**The request:** Only the pictures are omitted; repeat all other data exactly.

**Records shown:**
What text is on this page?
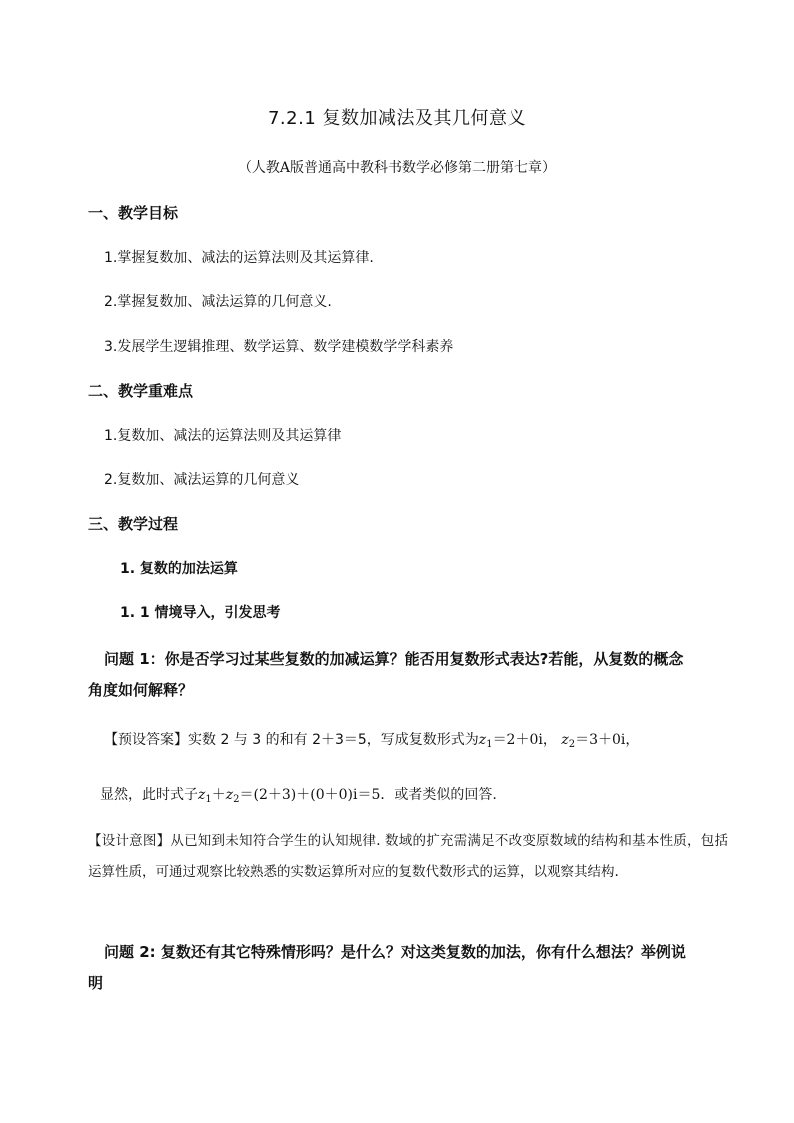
7.2.1 复数加减法及其几何意义
（人教A版普通高中教科书数学必修第二册第七章）
一、教学目标
1.掌握复数加、减法的运算法则及其运算律.
2.掌握复数加、减法运算的几何意义.
3.发展学生逻辑推理、数学运算、数学建模数学学科素养
二、教学重难点
1.复数加、减法的运算法则及其运算律
2.复数加、减法运算的几何意义
三、教学过程
1. 复数的加法运算
1. 1 情境导入，引发思考
问题 1：你是否学习过某些复数的加减运算？能否用复数形式表达?若能，从复数的概念
角度如何解释？
【预设答案】实数 2 与 3 的和有 2＋3＝5，写成复数形式为$z_1=2+0i$， $z_2=3+0i$，
显然，此时式子$z_1+z_2=(2+3)+(0+0)i=5$．或者类似的回答.
【设计意图】从已知到未知符合学生的认知规律. 数域的扩充需满足不改变原数域的结构和基本性质，包括运算性质，可通过观察比较熟悉的实数运算所对应的复数代数形式的运算，以观察其结构.
问题 2: 复数还有其它特殊情形吗？是什么？对这类复数的加法，你有什么想法？举例说
明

**Answer to this problem:**
What text is on this page?
7.2.1 复数加减法及其几何意义
（人教A版普通高中教科书数学必修第二册第七章）
一、教学目标
1.掌握复数加、减法的运算法则及其运算律.
2.掌握复数加、减法运算的几何意义.
3.发展学生逻辑推理、数学运算、数学建模数学学科素养
二、教学重难点
1.复数加、减法的运算法则及其运算律
2.复数加、减法运算的几何意义
三、教学过程
1. 复数的加法运算
1. 1 情境导入，引发思考
问题 1：你是否学习过某些复数的加减运算？能否用复数形式表达?若能，从复数的概念
角度如何解释？
【预设答案】实数 2 与 3 的和有 2＋3＝5，写成复数形式为$z_1=2+0i$， $z_2=3+0i$，
显然，此时式子$z_1+z_2=(2+3)+(0+0)i=5$．或者类似的回答.
【设计意图】从已知到未知符合学生的认知规律. 数域的扩充需满足不改变原数域的结构和基本性质，包括运算性质，可通过观察比较熟悉的实数运算所对应的复数代数形式的运算，以观察其结构.
问题 2: 复数还有其它特殊情形吗？是什么？对这类复数的加法，你有什么想法？举例说
明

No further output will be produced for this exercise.